[Records from a collection of figures]

══════════════════════════════

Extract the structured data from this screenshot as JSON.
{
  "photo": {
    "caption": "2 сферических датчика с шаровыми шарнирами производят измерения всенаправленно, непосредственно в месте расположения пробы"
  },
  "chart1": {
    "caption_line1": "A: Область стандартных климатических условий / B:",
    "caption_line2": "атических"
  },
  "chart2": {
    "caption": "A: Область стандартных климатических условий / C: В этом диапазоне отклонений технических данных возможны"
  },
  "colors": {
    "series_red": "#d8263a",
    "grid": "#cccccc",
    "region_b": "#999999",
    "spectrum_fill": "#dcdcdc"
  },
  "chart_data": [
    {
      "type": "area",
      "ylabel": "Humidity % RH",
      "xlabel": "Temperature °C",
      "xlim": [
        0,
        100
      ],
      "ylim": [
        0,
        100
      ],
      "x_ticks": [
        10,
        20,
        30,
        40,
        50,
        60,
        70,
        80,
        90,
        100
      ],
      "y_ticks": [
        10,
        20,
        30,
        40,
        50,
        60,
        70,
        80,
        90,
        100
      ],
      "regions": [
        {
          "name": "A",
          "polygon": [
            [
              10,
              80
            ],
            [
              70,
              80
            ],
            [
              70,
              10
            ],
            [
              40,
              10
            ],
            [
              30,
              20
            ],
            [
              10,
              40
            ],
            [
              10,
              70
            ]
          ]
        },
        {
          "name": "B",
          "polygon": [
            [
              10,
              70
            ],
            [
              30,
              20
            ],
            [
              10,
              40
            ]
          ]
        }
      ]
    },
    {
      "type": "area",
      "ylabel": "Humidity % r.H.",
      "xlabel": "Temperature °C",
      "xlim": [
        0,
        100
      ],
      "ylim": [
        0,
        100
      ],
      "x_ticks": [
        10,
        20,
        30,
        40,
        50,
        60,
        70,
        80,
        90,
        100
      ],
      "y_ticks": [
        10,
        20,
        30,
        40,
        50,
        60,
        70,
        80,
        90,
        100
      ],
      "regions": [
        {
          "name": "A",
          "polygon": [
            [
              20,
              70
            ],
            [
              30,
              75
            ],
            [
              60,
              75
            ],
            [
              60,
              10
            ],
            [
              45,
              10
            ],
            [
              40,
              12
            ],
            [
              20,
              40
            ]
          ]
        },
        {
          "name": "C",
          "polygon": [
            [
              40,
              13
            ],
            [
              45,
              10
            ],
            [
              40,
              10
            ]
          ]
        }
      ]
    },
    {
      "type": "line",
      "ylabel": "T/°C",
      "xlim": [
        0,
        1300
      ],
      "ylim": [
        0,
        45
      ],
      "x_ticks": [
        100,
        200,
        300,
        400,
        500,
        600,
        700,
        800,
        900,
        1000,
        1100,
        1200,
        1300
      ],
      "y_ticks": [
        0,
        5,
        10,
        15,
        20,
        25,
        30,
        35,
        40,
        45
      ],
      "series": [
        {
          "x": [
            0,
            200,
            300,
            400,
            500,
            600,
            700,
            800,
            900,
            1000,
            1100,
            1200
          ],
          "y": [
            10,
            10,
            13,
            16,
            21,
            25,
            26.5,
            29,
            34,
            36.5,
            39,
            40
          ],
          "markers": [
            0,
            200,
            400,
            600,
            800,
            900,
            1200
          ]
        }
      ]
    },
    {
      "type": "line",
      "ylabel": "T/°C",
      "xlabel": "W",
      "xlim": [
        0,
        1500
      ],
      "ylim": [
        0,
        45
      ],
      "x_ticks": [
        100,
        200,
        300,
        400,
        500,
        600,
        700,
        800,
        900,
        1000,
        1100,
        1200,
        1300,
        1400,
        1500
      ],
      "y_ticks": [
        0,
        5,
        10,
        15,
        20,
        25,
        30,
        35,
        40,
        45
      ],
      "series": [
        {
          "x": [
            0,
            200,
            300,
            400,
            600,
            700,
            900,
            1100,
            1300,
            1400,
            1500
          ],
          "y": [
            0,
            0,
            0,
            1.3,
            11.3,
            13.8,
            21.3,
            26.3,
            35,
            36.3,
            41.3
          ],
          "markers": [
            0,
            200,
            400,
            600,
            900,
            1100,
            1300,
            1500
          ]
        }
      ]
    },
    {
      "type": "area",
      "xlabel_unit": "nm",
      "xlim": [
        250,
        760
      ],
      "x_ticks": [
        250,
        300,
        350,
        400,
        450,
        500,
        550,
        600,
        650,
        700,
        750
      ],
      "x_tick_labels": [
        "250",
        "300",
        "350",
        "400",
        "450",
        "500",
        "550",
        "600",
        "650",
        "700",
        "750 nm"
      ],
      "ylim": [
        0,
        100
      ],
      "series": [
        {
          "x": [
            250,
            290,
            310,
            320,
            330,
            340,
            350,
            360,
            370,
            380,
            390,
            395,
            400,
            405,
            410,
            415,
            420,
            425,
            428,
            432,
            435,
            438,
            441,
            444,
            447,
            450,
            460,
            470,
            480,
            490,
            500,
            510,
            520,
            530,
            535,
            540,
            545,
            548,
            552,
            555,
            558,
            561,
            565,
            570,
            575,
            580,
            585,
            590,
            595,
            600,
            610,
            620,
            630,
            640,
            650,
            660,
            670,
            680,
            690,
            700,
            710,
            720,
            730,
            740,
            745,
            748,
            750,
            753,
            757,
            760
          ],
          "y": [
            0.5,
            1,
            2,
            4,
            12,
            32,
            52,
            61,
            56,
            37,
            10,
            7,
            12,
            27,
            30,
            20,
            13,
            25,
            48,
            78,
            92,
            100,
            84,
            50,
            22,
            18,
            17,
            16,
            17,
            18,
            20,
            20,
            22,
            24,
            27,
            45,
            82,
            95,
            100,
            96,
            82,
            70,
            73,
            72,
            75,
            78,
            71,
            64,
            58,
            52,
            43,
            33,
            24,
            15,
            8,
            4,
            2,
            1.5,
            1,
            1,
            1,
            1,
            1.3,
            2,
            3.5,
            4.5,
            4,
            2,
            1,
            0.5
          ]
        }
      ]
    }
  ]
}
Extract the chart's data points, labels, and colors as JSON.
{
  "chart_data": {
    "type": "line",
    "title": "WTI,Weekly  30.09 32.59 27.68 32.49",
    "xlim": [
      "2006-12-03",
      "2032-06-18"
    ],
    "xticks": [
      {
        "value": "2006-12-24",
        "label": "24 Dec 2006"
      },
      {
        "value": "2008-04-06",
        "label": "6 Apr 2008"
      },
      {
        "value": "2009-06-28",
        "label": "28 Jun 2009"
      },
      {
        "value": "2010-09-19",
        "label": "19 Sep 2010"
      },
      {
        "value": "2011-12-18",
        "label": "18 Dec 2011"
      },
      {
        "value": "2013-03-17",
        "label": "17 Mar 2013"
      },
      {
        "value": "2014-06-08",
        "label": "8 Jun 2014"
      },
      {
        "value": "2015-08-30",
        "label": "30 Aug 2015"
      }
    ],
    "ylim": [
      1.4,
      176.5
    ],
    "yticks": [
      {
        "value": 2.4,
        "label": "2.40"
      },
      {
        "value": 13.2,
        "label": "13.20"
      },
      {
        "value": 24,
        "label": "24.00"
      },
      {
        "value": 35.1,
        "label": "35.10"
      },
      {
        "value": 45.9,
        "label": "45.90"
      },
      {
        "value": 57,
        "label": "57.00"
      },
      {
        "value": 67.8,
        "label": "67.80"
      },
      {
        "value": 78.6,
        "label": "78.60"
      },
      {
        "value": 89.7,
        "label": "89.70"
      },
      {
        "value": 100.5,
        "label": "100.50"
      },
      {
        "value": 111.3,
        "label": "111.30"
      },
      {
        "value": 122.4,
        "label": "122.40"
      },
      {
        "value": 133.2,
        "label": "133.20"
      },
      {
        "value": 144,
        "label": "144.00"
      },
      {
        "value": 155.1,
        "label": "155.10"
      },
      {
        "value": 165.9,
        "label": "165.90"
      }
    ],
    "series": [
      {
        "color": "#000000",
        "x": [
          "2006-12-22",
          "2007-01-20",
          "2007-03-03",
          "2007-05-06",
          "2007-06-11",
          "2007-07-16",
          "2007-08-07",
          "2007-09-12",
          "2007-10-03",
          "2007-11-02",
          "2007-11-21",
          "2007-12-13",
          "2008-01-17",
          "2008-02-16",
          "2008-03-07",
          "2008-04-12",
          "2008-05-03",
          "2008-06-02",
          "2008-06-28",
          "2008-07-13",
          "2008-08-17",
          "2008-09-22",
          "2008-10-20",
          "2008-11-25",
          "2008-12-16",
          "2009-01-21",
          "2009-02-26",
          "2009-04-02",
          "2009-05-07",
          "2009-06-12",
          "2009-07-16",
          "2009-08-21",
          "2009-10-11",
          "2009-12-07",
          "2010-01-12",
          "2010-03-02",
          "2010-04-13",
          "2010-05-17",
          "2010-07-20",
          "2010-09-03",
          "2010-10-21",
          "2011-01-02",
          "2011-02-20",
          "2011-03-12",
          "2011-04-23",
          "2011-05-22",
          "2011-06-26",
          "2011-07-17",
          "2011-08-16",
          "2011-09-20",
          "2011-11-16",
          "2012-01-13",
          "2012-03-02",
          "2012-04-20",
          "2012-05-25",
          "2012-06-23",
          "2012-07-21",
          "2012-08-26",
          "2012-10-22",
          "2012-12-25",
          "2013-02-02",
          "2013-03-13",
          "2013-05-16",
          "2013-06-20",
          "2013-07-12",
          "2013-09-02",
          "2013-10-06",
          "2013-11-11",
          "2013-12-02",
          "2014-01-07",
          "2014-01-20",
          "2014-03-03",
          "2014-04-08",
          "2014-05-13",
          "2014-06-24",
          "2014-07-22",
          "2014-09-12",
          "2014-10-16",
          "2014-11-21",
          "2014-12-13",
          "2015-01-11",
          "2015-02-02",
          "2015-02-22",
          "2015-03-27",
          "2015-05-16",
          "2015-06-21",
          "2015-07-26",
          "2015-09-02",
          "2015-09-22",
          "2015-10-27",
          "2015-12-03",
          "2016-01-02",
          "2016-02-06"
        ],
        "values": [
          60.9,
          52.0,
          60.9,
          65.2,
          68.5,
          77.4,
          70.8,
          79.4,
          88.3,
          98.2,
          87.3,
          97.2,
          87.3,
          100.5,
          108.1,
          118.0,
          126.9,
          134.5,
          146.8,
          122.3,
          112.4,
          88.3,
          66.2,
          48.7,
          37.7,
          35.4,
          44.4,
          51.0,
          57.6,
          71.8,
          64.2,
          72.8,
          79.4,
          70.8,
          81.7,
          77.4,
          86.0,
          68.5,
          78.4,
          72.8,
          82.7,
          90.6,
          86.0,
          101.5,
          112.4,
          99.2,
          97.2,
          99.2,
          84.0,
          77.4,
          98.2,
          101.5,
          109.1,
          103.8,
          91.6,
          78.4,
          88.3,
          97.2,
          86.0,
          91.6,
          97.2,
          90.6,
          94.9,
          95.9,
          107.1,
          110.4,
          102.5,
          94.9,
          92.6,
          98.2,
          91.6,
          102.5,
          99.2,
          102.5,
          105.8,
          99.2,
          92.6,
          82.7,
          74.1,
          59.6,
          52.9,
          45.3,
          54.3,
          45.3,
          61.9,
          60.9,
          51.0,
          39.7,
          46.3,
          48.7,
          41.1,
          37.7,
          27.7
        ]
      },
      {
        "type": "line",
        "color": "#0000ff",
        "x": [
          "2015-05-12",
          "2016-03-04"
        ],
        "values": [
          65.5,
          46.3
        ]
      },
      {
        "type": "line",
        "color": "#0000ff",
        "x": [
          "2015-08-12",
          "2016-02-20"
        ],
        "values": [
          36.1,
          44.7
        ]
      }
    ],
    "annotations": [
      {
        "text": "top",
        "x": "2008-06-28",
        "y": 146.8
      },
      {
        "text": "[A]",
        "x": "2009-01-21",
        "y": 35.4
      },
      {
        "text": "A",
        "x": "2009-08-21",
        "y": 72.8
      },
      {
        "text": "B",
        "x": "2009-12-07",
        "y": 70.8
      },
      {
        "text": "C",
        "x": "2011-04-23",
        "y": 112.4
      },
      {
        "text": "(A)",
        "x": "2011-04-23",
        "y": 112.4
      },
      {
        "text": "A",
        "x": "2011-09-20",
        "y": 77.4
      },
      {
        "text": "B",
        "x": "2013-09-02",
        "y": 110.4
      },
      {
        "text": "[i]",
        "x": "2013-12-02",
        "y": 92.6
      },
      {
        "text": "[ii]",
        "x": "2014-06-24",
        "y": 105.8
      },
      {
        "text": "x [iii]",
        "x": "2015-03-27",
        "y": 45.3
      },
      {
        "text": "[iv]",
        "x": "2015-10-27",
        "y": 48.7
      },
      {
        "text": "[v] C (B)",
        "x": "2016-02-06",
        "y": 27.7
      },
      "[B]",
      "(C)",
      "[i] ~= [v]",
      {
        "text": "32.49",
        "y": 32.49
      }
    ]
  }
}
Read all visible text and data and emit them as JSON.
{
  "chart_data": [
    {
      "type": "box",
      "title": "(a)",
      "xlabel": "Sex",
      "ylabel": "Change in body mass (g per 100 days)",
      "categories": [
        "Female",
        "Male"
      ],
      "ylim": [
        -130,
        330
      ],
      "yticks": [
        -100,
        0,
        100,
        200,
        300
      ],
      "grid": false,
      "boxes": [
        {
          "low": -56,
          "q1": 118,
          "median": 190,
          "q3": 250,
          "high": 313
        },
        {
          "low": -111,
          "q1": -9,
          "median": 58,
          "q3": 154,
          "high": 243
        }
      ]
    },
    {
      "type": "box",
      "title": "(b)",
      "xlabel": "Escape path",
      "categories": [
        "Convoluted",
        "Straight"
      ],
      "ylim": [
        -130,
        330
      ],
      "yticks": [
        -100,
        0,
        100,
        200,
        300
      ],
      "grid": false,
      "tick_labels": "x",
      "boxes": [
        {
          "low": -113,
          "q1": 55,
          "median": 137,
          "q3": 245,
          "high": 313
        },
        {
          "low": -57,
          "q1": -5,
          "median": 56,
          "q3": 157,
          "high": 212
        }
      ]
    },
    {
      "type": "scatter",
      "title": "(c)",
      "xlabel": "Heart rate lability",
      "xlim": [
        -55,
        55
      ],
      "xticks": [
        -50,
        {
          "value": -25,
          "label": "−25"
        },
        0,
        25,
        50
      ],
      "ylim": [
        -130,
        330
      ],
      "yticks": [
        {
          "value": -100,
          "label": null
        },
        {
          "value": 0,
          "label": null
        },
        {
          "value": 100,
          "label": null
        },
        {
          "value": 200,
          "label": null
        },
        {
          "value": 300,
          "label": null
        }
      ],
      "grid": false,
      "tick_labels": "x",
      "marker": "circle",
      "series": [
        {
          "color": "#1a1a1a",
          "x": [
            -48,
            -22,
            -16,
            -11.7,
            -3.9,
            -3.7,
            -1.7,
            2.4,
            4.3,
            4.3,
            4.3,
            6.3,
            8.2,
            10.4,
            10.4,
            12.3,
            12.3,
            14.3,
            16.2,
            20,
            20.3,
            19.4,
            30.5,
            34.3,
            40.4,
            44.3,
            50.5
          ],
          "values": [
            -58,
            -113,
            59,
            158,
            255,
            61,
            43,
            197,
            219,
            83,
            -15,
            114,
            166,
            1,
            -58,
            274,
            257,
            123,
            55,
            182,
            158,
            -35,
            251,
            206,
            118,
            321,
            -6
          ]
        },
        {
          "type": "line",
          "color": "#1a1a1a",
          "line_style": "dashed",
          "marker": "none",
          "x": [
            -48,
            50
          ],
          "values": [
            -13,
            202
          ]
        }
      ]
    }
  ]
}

══════════════════════════════

■ Brief
Extract every line containing the string "климатических" from the data above.

■ Exercise output
    "caption_line1": "A: Область стандартных климатических условий / B:",
    "caption": "A: Область стандартных климатических условий / C: В этом диапазоне отклонений технических данных возможны"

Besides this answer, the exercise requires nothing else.